-------- Given records --------

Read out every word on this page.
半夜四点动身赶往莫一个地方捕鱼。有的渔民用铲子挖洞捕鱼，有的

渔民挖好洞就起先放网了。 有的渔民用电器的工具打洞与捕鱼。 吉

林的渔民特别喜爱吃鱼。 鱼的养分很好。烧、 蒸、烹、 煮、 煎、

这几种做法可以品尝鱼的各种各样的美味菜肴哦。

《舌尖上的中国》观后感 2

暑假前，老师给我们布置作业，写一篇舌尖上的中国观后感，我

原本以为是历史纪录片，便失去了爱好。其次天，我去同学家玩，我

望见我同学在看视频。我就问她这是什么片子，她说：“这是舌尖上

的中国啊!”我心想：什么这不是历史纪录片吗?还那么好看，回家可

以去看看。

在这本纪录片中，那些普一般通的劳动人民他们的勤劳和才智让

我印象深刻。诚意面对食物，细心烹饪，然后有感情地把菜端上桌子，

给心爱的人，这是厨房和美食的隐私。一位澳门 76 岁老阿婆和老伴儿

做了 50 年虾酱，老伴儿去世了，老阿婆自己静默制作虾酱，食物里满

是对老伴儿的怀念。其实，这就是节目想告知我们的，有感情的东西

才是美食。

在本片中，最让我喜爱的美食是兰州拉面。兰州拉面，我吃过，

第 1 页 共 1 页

--------

## To do
Go back to the listing above and please repeat it exactly.

## Answer to this problem
Read out every word on this page.
半夜四点动身赶往莫一个地方捕鱼。有的渔民用铲子挖洞捕鱼，有的

渔民挖好洞就起先放网了。 有的渔民用电器的工具打洞与捕鱼。 吉

林的渔民特别喜爱吃鱼。 鱼的养分很好。烧、 蒸、烹、 煮、 煎、

这几种做法可以品尝鱼的各种各样的美味菜肴哦。

《舌尖上的中国》观后感 2

暑假前，老师给我们布置作业，写一篇舌尖上的中国观后感，我

原本以为是历史纪录片，便失去了爱好。其次天，我去同学家玩，我

望见我同学在看视频。我就问她这是什么片子，她说：“这是舌尖上

的中国啊!”我心想：什么这不是历史纪录片吗?还那么好看，回家可

以去看看。

在这本纪录片中，那些普一般通的劳动人民他们的勤劳和才智让

我印象深刻。诚意面对食物，细心烹饪，然后有感情地把菜端上桌子，

给心爱的人，这是厨房和美食的隐私。一位澳门 76 岁老阿婆和老伴儿

做了 50 年虾酱，老伴儿去世了，老阿婆自己静默制作虾酱，食物里满

是对老伴儿的怀念。其实，这就是节目想告知我们的，有感情的东西

才是美食。

在本片中，最让我喜爱的美食是兰州拉面。兰州拉面，我吃过，

第 1 页 共 1 页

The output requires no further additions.